- [TASK TO CARRY OUT]
Can the data below be echoed back word for word?
----- RECORDS TO PROCESS -----
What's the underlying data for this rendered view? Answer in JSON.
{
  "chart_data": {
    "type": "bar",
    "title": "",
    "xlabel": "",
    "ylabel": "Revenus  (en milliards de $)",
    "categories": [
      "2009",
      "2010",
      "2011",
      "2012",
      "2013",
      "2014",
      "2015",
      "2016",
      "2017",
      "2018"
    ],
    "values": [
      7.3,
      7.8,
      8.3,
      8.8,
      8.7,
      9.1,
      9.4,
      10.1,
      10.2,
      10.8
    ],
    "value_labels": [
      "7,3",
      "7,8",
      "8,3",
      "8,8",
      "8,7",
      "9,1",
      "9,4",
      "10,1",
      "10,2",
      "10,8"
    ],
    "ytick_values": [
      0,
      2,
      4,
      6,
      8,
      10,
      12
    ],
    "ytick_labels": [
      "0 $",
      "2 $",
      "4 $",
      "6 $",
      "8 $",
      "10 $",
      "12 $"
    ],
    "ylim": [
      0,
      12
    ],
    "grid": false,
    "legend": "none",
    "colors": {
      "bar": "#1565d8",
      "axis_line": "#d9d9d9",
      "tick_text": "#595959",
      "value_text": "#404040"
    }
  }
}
-----
- [EXPECTED ANSWER]
What's the underlying data for this rendered view? Answer in JSON.
{
  "chart_data": {
    "type": "bar",
    "title": "",
    "xlabel": "",
    "ylabel": "Revenus  (en milliards de $)",
    "categories": [
      "2009",
      "2010",
      "2011",
      "2012",
      "2013",
      "2014",
      "2015",
      "2016",
      "2017",
      "2018"
    ],
    "values": [
      7.3,
      7.8,
      8.3,
      8.8,
      8.7,
      9.1,
      9.4,
      10.1,
      10.2,
      10.8
    ],
    "value_labels": [
      "7,3",
      "7,8",
      "8,3",
      "8,8",
      "8,7",
      "9,1",
      "9,4",
      "10,1",
      "10,2",
      "10,8"
    ],
    "ytick_values": [
      0,
      2,
      4,
      6,
      8,
      10,
      12
    ],
    "ytick_labels": [
      "0 $",
      "2 $",
      "4 $",
      "6 $",
      "8 $",
      "10 $",
      "12 $"
    ],
    "ylim": [
      0,
      12
    ],
    "grid": false,
    "legend": "none",
    "colors": {
      "bar": "#1565d8",
      "axis_line": "#d9d9d9",
      "tick_text": "#595959",
      "value_text": "#404040"
    }
  }
}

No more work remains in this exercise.